WHAT THE TASK REQUIRES
Across the entries below, how many lines contain the string "polar"? Give only the count.

━━━━━━━━━━━━━━━━━━━━━━━━━━━━━━

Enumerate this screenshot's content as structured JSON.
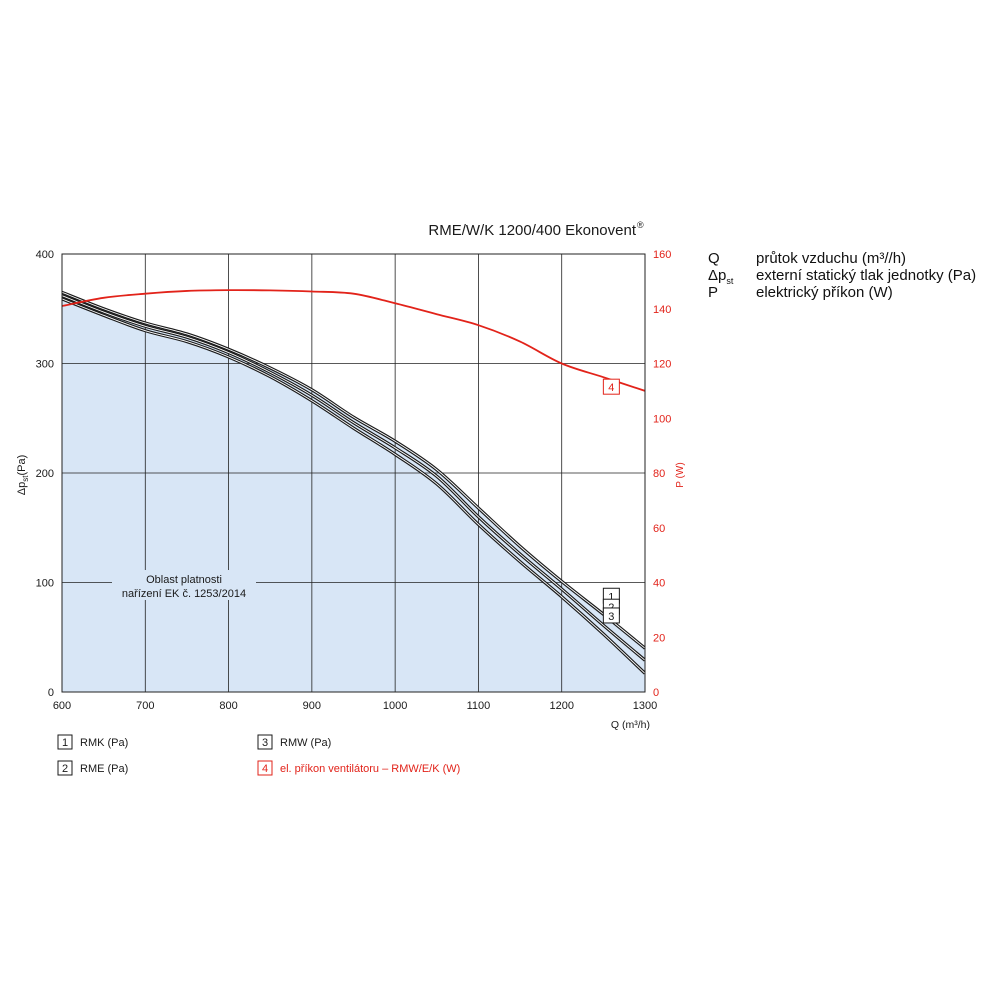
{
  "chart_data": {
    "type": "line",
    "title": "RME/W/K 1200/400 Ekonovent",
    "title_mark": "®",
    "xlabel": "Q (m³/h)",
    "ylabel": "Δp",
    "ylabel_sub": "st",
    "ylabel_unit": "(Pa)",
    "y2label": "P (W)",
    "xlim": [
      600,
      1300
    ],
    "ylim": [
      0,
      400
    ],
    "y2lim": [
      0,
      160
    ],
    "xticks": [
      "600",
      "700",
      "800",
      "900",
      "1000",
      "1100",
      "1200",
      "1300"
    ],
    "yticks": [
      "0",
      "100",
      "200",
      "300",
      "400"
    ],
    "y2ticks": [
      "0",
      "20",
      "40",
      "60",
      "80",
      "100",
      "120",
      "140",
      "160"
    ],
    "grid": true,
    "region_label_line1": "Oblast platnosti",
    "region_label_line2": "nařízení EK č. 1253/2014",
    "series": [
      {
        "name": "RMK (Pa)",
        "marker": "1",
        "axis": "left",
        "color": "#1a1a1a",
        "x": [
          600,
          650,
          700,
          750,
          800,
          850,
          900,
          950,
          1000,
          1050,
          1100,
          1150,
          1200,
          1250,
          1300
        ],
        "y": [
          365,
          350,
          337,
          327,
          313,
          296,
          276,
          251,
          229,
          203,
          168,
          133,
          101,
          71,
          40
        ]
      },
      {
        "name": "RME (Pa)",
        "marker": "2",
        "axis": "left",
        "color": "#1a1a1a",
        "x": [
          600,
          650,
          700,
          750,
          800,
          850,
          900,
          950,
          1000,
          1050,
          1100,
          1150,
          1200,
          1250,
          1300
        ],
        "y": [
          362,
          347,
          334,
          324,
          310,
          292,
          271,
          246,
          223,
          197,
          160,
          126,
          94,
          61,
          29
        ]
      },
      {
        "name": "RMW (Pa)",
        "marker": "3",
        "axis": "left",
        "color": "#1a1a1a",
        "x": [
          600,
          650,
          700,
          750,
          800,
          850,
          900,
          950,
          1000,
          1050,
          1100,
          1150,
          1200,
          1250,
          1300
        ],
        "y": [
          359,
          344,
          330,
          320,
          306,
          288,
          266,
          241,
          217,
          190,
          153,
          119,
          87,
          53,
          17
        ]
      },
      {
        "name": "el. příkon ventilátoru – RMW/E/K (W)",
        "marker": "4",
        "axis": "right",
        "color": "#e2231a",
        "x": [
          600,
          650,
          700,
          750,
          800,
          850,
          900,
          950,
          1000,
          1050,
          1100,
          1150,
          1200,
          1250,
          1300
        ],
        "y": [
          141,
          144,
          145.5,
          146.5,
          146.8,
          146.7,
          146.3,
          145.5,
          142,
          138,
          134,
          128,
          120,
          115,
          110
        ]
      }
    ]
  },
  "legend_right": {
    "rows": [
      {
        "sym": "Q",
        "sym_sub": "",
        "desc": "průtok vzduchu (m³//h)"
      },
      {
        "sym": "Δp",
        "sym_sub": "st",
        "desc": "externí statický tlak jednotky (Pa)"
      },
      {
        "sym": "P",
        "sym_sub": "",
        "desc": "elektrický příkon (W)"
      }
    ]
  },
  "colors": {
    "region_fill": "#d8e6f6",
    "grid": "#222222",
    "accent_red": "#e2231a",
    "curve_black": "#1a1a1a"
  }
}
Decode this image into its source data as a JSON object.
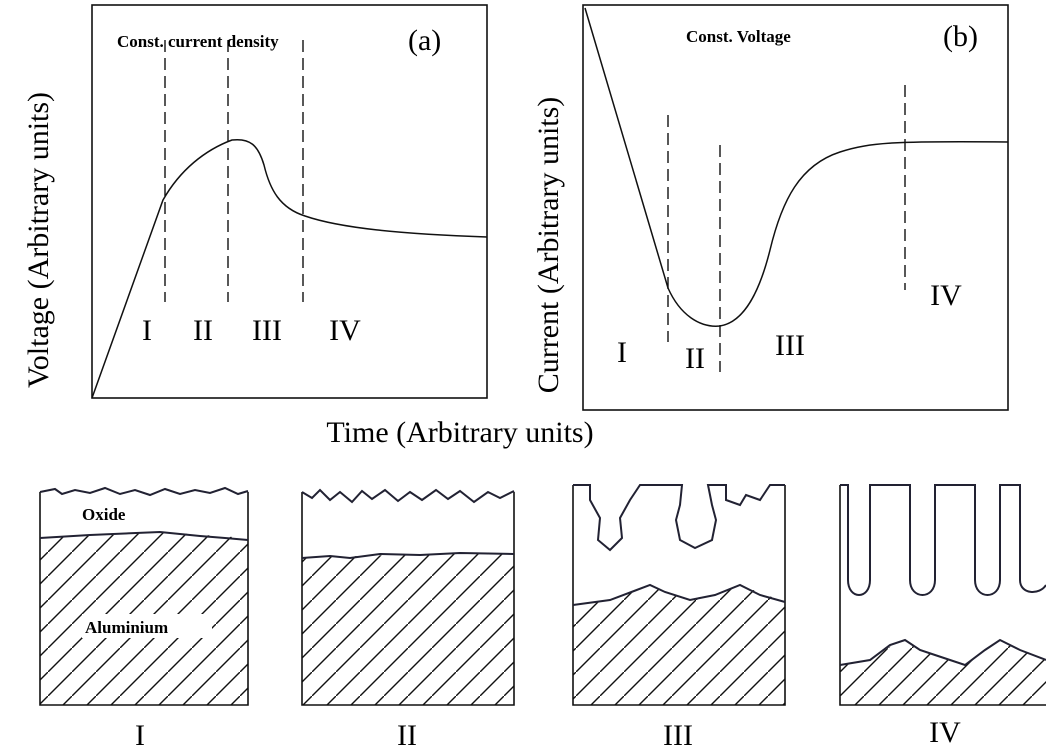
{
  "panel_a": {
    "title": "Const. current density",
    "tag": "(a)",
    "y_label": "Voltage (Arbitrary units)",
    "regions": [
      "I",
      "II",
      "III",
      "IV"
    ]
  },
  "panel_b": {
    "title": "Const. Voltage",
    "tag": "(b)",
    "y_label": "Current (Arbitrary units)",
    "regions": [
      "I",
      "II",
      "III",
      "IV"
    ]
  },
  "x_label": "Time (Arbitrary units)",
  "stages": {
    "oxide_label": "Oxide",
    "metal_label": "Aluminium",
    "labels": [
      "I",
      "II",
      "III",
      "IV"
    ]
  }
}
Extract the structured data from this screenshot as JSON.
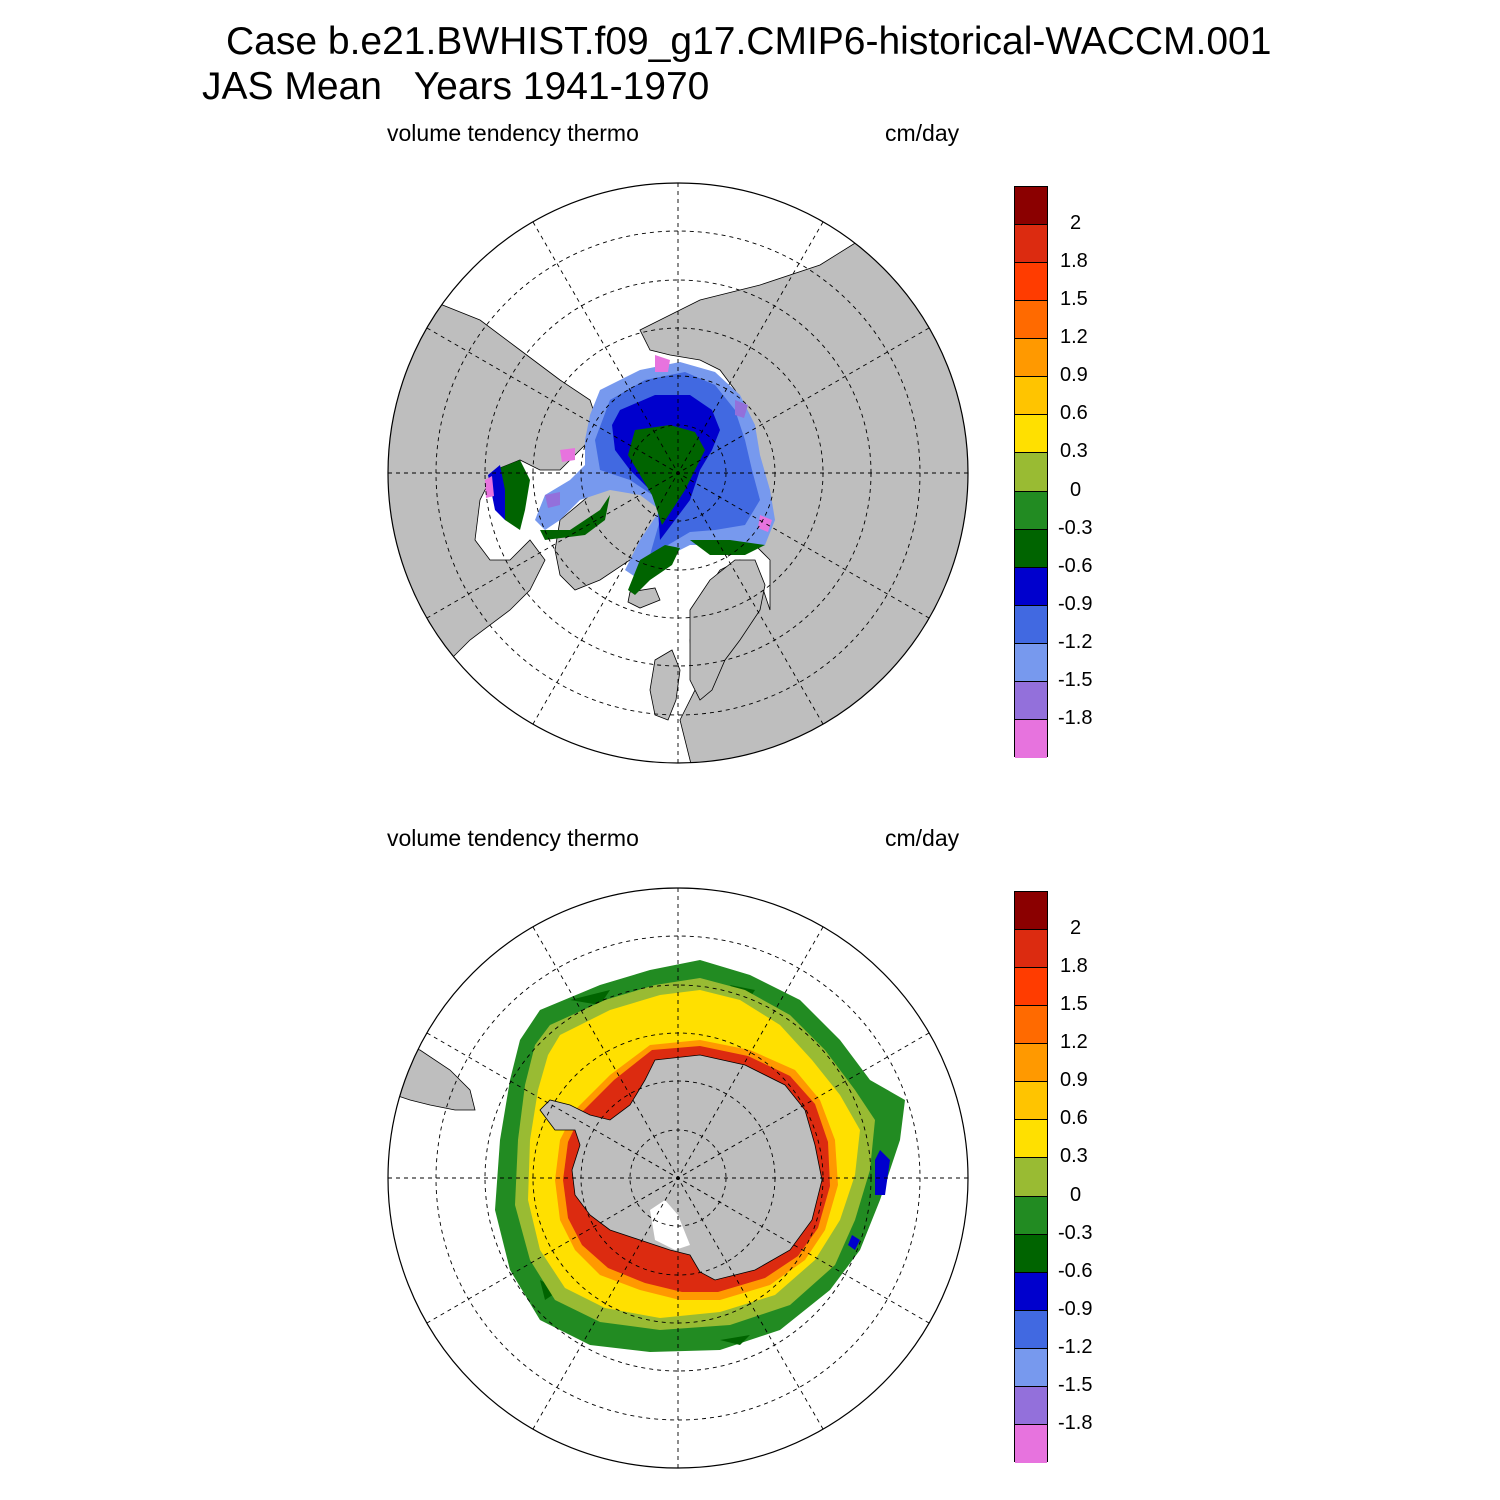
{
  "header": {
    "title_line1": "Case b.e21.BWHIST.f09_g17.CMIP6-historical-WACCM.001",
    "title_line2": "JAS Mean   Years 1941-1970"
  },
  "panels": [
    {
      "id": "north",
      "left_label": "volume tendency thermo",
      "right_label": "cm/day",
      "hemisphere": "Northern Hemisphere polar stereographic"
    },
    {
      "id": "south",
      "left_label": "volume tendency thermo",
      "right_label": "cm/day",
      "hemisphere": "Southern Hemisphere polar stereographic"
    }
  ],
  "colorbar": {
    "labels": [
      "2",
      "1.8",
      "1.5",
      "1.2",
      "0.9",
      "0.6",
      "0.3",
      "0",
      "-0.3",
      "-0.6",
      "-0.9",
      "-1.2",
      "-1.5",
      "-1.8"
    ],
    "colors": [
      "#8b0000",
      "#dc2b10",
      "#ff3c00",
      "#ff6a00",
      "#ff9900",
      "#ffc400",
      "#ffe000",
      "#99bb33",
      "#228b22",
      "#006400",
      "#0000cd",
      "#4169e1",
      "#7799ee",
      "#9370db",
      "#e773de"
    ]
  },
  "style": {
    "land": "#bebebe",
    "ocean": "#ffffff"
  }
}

━━━━━━━━━━━━━━━━━━━━━━━━━━━━━━

OUTPUT FOR THIS TASK
2